Aim of the exercise:
In the entries below, count every line with the string "image". State the count and nothing else.

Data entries
● ● ● ● ● ● ●

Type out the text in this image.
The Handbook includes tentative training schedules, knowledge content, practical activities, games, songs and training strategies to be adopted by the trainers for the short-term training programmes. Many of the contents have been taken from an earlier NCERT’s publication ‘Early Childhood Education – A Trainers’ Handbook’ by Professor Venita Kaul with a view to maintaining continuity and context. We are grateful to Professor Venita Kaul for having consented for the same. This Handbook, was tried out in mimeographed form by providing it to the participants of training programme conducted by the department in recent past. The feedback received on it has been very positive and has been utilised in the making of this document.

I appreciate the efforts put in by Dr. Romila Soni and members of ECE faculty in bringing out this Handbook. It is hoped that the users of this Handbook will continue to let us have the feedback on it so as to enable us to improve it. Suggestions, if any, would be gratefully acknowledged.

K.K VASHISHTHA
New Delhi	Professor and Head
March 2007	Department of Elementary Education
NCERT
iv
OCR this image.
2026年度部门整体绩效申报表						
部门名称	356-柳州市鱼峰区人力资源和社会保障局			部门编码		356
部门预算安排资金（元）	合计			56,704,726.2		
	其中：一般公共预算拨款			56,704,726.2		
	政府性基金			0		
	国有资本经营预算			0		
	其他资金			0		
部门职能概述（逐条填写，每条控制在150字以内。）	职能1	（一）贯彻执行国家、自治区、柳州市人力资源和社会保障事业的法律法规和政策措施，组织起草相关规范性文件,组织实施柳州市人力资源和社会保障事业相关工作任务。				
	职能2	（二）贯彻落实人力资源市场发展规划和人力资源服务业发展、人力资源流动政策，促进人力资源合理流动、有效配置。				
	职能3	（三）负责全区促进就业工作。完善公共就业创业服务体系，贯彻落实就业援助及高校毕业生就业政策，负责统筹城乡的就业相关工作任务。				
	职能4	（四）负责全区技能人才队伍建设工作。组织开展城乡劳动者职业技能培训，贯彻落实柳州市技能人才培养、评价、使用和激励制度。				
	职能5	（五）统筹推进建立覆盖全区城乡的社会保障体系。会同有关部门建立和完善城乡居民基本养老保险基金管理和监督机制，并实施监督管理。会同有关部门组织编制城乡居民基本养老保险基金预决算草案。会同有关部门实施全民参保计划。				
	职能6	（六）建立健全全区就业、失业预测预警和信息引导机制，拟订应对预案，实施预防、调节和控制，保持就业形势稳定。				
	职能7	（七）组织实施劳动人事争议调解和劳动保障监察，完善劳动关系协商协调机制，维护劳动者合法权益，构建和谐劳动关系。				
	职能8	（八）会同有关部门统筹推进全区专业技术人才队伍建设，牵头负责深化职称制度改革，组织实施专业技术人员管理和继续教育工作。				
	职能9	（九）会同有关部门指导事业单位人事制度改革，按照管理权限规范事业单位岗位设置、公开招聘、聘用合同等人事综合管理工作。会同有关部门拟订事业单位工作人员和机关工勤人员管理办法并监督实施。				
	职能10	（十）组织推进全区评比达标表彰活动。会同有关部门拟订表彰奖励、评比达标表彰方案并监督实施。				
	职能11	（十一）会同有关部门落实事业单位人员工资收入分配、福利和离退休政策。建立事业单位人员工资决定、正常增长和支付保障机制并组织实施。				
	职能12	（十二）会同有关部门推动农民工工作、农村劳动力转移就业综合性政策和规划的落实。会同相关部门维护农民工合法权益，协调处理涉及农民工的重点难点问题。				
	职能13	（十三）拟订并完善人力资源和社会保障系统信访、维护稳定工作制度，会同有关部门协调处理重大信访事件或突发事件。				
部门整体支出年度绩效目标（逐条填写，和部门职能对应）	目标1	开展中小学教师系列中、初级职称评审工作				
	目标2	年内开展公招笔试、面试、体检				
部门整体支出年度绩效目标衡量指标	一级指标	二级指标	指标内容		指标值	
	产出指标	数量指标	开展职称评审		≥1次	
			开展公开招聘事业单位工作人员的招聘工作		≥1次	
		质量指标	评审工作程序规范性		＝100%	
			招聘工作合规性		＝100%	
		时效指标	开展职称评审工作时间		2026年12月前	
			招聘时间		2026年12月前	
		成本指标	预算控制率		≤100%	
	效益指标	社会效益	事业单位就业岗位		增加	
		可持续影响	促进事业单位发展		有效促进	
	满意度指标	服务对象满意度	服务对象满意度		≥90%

● ● ● ● ● ● ●

Result for this task:
2